# How to make Microsoft spell check in German



## Nik00117 (Jan 8, 2007)

For my German class I have to write papers etc. 

Well I use microsoft but its useless to me since well it doesn't do german grammar. Is there like a way I can make microsoft switch from doing spell check, grammar check from english to german?


----------



## FreoHeaveho (Aug 22, 2006)

Hello Nik

Wie Geht es dir? Is that right, can't remember, my German girlfriend would be very annoyed.

There are several software solutions for typing German on a US, British or other English-language computer. Programs such as SwapKeys™ offer one way to switch between English and German on a PC using the Windows OS. (See our software links below.) But Win XP and Mac OS X both allow you to easily change your keyboard setup in the Control Panel or Preferences (see Optimize Your PC for German).

The Windows XP and Mac OS X operating systems are much more multilanguage-friendly than previous versions. The latest English versions of MS Word (both Mac and Windows) now include tools for German-language spell-checking, grammar checking, and a German thesaurus as an option. All you have to do is install it. But there are a few tricks you should know.

### Dataset records:

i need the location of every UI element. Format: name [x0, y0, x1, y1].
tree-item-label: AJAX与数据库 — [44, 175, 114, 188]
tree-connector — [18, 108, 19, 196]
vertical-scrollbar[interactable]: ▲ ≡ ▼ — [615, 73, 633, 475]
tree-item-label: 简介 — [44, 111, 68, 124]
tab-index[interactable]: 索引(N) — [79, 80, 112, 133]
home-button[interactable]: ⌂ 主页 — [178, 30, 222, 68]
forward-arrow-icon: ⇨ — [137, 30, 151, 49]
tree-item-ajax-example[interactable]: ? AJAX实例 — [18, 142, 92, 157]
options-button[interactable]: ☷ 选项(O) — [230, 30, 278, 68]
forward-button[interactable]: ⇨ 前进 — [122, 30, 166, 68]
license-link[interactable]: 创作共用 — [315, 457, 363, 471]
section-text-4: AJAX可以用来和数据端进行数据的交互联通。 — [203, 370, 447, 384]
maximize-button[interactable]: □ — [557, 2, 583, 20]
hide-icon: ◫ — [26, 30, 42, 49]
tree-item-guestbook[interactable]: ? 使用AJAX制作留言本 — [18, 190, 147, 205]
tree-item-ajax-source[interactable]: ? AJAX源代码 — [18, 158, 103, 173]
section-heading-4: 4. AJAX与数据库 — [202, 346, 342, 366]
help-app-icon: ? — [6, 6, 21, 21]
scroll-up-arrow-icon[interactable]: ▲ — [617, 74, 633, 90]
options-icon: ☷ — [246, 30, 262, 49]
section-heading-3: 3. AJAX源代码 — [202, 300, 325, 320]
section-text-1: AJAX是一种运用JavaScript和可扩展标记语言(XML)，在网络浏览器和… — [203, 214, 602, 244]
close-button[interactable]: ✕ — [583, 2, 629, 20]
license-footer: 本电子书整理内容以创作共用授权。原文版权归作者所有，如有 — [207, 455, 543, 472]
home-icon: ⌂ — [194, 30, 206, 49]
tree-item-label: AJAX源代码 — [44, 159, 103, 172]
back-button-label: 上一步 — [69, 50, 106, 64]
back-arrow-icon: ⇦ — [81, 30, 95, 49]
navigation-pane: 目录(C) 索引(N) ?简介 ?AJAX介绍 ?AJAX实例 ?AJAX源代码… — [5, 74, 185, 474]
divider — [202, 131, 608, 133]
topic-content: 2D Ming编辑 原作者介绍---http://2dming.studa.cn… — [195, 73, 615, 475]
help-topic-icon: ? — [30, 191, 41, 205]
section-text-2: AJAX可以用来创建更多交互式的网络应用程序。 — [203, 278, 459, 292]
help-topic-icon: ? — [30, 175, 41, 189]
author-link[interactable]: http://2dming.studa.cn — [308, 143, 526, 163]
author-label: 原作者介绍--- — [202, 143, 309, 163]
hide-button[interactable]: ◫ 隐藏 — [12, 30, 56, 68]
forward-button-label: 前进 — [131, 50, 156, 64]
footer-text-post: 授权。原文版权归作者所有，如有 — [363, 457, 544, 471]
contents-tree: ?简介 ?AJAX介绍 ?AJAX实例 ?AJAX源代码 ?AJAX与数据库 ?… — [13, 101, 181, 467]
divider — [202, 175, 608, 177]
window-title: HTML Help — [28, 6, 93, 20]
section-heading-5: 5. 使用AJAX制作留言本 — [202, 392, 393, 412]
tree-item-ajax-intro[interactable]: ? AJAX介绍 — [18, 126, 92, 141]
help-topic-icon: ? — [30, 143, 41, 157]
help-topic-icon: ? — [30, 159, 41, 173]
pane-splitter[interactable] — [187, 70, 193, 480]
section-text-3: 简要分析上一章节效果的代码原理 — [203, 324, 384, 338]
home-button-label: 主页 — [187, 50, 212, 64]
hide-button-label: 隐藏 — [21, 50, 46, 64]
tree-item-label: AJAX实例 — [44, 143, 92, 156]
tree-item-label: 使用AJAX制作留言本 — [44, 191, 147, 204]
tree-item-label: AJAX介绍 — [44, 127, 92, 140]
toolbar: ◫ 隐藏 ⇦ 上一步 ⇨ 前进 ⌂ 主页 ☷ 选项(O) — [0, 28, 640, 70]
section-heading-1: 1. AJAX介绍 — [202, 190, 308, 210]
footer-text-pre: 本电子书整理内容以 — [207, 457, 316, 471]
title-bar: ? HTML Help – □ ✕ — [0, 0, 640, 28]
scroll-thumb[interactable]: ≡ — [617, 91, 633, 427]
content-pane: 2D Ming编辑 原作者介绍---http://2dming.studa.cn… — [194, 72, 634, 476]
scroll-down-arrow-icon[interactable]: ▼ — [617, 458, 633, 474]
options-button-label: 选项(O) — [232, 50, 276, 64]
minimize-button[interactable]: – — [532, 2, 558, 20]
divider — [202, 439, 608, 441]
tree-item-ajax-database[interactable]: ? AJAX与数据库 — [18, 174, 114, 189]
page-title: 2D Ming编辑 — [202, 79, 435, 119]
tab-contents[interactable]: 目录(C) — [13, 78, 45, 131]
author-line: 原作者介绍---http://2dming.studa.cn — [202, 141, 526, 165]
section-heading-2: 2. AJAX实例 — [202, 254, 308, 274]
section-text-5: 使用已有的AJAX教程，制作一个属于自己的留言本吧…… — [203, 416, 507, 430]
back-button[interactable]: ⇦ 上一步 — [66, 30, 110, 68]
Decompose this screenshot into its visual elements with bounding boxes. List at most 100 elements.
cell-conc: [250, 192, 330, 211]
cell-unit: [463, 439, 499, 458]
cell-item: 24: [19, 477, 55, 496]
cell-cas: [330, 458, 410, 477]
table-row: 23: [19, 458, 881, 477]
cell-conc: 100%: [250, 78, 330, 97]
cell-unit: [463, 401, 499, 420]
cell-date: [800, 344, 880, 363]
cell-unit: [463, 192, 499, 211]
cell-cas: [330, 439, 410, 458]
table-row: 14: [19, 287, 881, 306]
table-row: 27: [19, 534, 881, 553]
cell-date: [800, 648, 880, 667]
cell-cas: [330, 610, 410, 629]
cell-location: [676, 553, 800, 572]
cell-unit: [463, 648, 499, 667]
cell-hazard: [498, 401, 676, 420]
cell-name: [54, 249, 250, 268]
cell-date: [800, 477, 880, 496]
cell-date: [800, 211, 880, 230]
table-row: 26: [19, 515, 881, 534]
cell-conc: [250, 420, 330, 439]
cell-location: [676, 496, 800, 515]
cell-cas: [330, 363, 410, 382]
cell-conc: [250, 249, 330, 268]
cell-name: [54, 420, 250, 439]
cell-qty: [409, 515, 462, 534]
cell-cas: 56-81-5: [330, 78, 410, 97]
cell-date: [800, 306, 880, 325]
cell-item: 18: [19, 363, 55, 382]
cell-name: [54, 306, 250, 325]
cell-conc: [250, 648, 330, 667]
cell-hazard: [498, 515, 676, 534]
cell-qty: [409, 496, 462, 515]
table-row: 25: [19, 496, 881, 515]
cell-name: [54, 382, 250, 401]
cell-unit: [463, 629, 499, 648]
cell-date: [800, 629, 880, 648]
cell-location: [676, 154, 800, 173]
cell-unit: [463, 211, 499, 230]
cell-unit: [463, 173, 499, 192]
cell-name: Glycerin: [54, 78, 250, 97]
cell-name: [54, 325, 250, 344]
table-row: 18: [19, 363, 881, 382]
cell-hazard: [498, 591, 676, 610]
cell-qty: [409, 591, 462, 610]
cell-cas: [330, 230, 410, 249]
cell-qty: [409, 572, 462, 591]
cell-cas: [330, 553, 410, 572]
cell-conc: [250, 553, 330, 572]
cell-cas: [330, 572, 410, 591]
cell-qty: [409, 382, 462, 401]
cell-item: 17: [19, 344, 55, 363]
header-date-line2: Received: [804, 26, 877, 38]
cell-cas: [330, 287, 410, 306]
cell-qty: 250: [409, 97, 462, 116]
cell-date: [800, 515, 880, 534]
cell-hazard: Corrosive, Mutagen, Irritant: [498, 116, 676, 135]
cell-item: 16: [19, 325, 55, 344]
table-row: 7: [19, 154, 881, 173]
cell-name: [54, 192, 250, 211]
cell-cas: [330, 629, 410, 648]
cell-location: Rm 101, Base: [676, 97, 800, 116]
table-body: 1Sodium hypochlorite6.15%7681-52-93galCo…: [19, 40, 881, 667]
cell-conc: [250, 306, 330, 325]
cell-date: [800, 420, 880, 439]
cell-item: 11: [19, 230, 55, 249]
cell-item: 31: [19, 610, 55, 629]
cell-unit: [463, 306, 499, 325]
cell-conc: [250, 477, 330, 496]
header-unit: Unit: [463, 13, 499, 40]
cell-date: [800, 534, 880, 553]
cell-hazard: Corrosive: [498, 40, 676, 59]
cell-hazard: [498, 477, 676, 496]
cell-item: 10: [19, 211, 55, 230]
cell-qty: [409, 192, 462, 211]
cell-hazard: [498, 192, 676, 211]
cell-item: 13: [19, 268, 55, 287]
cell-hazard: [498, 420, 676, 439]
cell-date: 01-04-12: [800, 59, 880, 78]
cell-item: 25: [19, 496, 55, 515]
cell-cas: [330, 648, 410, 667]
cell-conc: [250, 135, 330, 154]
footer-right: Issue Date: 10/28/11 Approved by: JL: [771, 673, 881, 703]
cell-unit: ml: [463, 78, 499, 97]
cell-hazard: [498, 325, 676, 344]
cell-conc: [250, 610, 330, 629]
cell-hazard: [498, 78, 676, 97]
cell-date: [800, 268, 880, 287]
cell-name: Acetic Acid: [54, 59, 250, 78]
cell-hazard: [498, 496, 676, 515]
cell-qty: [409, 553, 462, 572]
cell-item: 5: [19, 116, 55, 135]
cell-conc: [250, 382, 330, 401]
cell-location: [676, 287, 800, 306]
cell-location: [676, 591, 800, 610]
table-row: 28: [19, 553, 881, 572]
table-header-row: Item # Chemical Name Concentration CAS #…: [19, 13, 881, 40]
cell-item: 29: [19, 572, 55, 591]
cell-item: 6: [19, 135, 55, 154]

### Your objective:
Quote everything in the German spell-check thread from "## FreoHeaveho (Aug" down to "you should know.". Work only from the German spell-check thread, not the rows.

### Worked answer:
## FreoHeaveho (Aug 22, 2006)

Hello Nik

Wie Geht es dir? Is that right, can't remember, my German girlfriend would be very annoyed.

There are several software solutions for typing German on a US, British or other English-language computer. Programs such as SwapKeys™ offer one way to switch between English and German on a PC using the Windows OS. (See our software links below.) But Win XP and Mac OS X both allow you to easily change your keyboard setup in the Control Panel or Preferences (see Optimize Your PC for German).

The Windows XP and Mac OS X operating systems are much more multilanguage-friendly than previous versions. The latest English versions of MS Word (both Mac and Windows) now include tools for German-language spell-checking, grammar checking, and a German thesaurus as an option. All you have to do is install it. But there are a few tricks you should know.